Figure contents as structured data
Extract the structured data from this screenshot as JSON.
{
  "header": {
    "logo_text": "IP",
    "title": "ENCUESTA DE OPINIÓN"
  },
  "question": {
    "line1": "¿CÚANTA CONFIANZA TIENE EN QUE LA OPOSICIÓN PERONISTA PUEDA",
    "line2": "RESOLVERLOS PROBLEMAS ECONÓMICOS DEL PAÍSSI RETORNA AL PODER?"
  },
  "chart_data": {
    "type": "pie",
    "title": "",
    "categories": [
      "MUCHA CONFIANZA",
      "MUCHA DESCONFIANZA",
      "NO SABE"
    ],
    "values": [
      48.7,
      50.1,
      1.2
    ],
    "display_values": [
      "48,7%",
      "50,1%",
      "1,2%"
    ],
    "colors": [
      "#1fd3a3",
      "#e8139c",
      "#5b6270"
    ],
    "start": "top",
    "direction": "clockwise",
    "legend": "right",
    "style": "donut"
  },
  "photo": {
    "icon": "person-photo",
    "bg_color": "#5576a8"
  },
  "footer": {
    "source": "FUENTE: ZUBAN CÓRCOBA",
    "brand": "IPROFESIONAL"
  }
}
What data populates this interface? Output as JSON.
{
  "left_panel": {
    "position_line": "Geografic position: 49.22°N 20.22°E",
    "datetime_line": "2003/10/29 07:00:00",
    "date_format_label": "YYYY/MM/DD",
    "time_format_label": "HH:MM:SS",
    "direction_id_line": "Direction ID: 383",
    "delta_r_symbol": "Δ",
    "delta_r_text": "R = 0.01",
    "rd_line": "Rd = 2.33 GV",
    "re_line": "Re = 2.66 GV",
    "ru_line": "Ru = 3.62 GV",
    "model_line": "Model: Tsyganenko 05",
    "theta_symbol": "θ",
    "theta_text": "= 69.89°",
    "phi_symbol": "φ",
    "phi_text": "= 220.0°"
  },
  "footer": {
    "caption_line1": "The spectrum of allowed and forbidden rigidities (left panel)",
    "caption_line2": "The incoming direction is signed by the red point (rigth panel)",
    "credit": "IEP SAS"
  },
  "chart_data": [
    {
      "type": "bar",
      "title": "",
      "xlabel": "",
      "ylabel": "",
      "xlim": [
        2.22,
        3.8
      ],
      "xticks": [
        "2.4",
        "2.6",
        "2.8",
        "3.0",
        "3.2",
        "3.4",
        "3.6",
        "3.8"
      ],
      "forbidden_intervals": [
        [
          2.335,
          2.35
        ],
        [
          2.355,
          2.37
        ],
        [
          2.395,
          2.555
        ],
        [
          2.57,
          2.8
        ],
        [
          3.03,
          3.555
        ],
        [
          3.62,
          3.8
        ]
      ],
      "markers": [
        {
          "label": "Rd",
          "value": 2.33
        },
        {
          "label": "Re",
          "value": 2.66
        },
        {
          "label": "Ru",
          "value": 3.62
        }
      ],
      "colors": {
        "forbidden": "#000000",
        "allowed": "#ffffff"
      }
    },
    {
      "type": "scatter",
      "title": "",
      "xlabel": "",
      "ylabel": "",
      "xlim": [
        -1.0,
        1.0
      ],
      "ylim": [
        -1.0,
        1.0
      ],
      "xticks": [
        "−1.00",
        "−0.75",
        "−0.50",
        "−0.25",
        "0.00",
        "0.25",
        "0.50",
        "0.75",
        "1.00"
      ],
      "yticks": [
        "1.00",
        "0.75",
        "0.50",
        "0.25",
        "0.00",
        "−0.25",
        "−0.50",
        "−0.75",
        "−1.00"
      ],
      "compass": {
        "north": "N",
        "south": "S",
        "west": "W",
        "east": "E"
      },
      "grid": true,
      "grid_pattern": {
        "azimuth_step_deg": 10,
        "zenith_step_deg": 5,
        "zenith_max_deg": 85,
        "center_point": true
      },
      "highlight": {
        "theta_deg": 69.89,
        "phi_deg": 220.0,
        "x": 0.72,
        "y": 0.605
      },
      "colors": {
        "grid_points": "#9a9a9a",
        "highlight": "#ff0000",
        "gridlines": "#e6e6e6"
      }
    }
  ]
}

▸ Problem:
Copy every record exactly as presented.

▸ Response to this task:
Extract the structured data from this screenshot as JSON.
{
  "header": {
    "logo_text": "IP",
    "title": "ENCUESTA DE OPINIÓN"
  },
  "question": {
    "line1": "¿CÚANTA CONFIANZA TIENE EN QUE LA OPOSICIÓN PERONISTA PUEDA",
    "line2": "RESOLVERLOS PROBLEMAS ECONÓMICOS DEL PAÍSSI RETORNA AL PODER?"
  },
  "chart_data": {
    "type": "pie",
    "title": "",
    "categories": [
      "MUCHA CONFIANZA",
      "MUCHA DESCONFIANZA",
      "NO SABE"
    ],
    "values": [
      48.7,
      50.1,
      1.2
    ],
    "display_values": [
      "48,7%",
      "50,1%",
      "1,2%"
    ],
    "colors": [
      "#1fd3a3",
      "#e8139c",
      "#5b6270"
    ],
    "start": "top",
    "direction": "clockwise",
    "legend": "right",
    "style": "donut"
  },
  "photo": {
    "icon": "person-photo",
    "bg_color": "#5576a8"
  },
  "footer": {
    "source": "FUENTE: ZUBAN CÓRCOBA",
    "brand": "IPROFESIONAL"
  }
}
What data populates this interface? Output as JSON.
{
  "left_panel": {
    "position_line": "Geografic position: 49.22°N 20.22°E",
    "datetime_line": "2003/10/29 07:00:00",
    "date_format_label": "YYYY/MM/DD",
    "time_format_label": "HH:MM:SS",
    "direction_id_line": "Direction ID: 383",
    "delta_r_symbol": "Δ",
    "delta_r_text": "R = 0.01",
    "rd_line": "Rd = 2.33 GV",
    "re_line": "Re = 2.66 GV",
    "ru_line": "Ru = 3.62 GV",
    "model_line": "Model: Tsyganenko 05",
    "theta_symbol": "θ",
    "theta_text": "= 69.89°",
    "phi_symbol": "φ",
    "phi_text": "= 220.0°"
  },
  "footer": {
    "caption_line1": "The spectrum of allowed and forbidden rigidities (left panel)",
    "caption_line2": "The incoming direction is signed by the red point (rigth panel)",
    "credit": "IEP SAS"
  },
  "chart_data": [
    {
      "type": "bar",
      "title": "",
      "xlabel": "",
      "ylabel": "",
      "xlim": [
        2.22,
        3.8
      ],
      "xticks": [
        "2.4",
        "2.6",
        "2.8",
        "3.0",
        "3.2",
        "3.4",
        "3.6",
        "3.8"
      ],
      "forbidden_intervals": [
        [
          2.335,
          2.35
        ],
        [
          2.355,
          2.37
        ],
        [
          2.395,
          2.555
        ],
        [
          2.57,
          2.8
        ],
        [
          3.03,
          3.555
        ],
        [
          3.62,
          3.8
        ]
      ],
      "markers": [
        {
          "label": "Rd",
          "value": 2.33
        },
        {
          "label": "Re",
          "value": 2.66
        },
        {
          "label": "Ru",
          "value": 3.62
        }
      ],
      "colors": {
        "forbidden": "#000000",
        "allowed": "#ffffff"
      }
    },
    {
      "type": "scatter",
      "title": "",
      "xlabel": "",
      "ylabel": "",
      "xlim": [
        -1.0,
        1.0
      ],
      "ylim": [
        -1.0,
        1.0
      ],
      "xticks": [
        "−1.00",
        "−0.75",
        "−0.50",
        "−0.25",
        "0.00",
        "0.25",
        "0.50",
        "0.75",
        "1.00"
      ],
      "yticks": [
        "1.00",
        "0.75",
        "0.50",
        "0.25",
        "0.00",
        "−0.25",
        "−0.50",
        "−0.75",
        "−1.00"
      ],
      "compass": {
        "north": "N",
        "south": "S",
        "west": "W",
        "east": "E"
      },
      "grid": true,
      "grid_pattern": {
        "azimuth_step_deg": 10,
        "zenith_step_deg": 5,
        "zenith_max_deg": 85,
        "center_point": true
      },
      "highlight": {
        "theta_deg": 69.89,
        "phi_deg": 220.0,
        "x": 0.72,
        "y": 0.605
      },
      "colors": {
        "grid_points": "#9a9a9a",
        "highlight": "#ff0000",
        "gridlines": "#e6e6e6"
      }
    }
  ]
}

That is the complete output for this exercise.